◆ EXERCISE REQUIREMENTS ◆
Make an exact copy of each entry, leaving out every picture.

Records contained in a dataset:
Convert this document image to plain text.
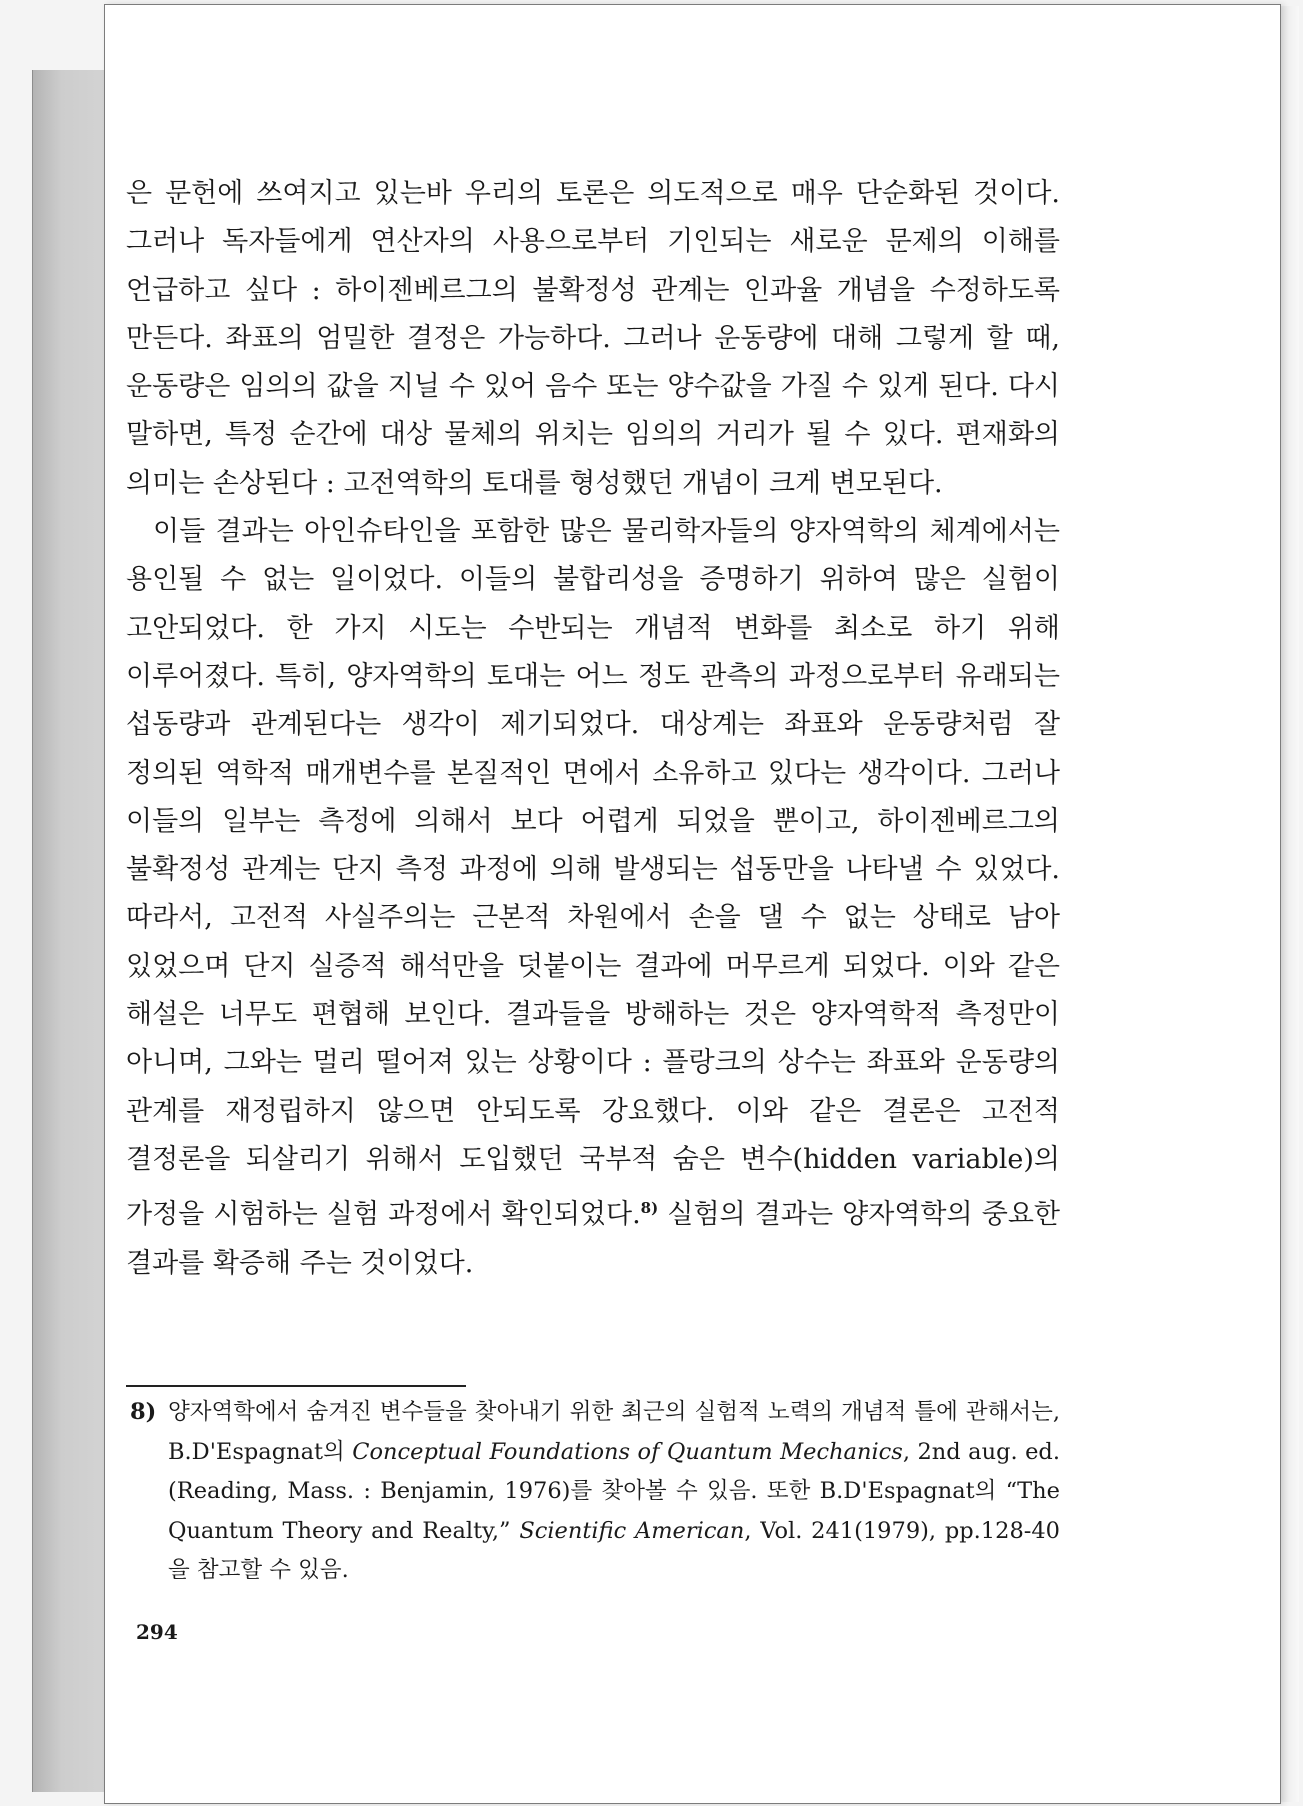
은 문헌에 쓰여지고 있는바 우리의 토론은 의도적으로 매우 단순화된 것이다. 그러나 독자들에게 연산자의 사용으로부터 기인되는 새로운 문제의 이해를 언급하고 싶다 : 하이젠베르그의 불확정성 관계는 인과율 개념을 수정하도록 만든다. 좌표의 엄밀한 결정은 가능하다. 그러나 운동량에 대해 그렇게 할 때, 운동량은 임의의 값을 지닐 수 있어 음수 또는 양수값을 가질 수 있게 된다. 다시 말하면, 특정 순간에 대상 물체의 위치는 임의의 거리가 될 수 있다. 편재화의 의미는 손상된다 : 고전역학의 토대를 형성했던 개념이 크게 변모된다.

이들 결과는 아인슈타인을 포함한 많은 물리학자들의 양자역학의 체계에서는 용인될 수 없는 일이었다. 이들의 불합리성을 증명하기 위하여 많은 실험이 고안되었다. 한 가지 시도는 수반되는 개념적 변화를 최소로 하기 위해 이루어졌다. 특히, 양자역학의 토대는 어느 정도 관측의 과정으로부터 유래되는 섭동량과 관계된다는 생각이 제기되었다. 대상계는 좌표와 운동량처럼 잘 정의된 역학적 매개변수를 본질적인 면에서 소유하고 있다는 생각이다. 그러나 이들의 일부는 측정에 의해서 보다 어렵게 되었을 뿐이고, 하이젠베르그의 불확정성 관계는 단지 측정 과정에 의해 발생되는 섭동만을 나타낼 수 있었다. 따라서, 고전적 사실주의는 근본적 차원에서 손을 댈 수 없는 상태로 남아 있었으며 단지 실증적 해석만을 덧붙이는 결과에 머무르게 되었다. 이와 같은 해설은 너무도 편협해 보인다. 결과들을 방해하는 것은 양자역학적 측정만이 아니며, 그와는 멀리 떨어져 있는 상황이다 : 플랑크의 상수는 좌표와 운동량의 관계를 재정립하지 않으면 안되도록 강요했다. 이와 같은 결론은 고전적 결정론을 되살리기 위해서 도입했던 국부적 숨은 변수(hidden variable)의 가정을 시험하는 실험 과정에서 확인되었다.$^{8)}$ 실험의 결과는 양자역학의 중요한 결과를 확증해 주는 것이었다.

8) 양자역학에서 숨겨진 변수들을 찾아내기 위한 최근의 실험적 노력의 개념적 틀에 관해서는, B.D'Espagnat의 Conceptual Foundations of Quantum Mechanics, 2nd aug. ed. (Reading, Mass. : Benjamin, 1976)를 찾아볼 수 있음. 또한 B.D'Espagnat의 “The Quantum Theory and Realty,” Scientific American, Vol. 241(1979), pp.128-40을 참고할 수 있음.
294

◆ RESPONSE TO THE EXERCISE ◆
Convert this document image to plain text.
은 문헌에 쓰여지고 있는바 우리의 토론은 의도적으로 매우 단순화된 것이다. 그러나 독자들에게 연산자의 사용으로부터 기인되는 새로운 문제의 이해를 언급하고 싶다 : 하이젠베르그의 불확정성 관계는 인과율 개념을 수정하도록 만든다. 좌표의 엄밀한 결정은 가능하다. 그러나 운동량에 대해 그렇게 할 때, 운동량은 임의의 값을 지닐 수 있어 음수 또는 양수값을 가질 수 있게 된다. 다시 말하면, 특정 순간에 대상 물체의 위치는 임의의 거리가 될 수 있다. 편재화의 의미는 손상된다 : 고전역학의 토대를 형성했던 개념이 크게 변모된다.

이들 결과는 아인슈타인을 포함한 많은 물리학자들의 양자역학의 체계에서는 용인될 수 없는 일이었다. 이들의 불합리성을 증명하기 위하여 많은 실험이 고안되었다. 한 가지 시도는 수반되는 개념적 변화를 최소로 하기 위해 이루어졌다. 특히, 양자역학의 토대는 어느 정도 관측의 과정으로부터 유래되는 섭동량과 관계된다는 생각이 제기되었다. 대상계는 좌표와 운동량처럼 잘 정의된 역학적 매개변수를 본질적인 면에서 소유하고 있다는 생각이다. 그러나 이들의 일부는 측정에 의해서 보다 어렵게 되었을 뿐이고, 하이젠베르그의 불확정성 관계는 단지 측정 과정에 의해 발생되는 섭동만을 나타낼 수 있었다. 따라서, 고전적 사실주의는 근본적 차원에서 손을 댈 수 없는 상태로 남아 있었으며 단지 실증적 해석만을 덧붙이는 결과에 머무르게 되었다. 이와 같은 해설은 너무도 편협해 보인다. 결과들을 방해하는 것은 양자역학적 측정만이 아니며, 그와는 멀리 떨어져 있는 상황이다 : 플랑크의 상수는 좌표와 운동량의 관계를 재정립하지 않으면 안되도록 강요했다. 이와 같은 결론은 고전적 결정론을 되살리기 위해서 도입했던 국부적 숨은 변수(hidden variable)의 가정을 시험하는 실험 과정에서 확인되었다.$^{8)}$ 실험의 결과는 양자역학의 중요한 결과를 확증해 주는 것이었다.

8) 양자역학에서 숨겨진 변수들을 찾아내기 위한 최근의 실험적 노력의 개념적 틀에 관해서는, B.D'Espagnat의 Conceptual Foundations of Quantum Mechanics, 2nd aug. ed. (Reading, Mass. : Benjamin, 1976)를 찾아볼 수 있음. 또한 B.D'Espagnat의 “The Quantum Theory and Realty,” Scientific American, Vol. 241(1979), pp.128-40을 참고할 수 있음.
294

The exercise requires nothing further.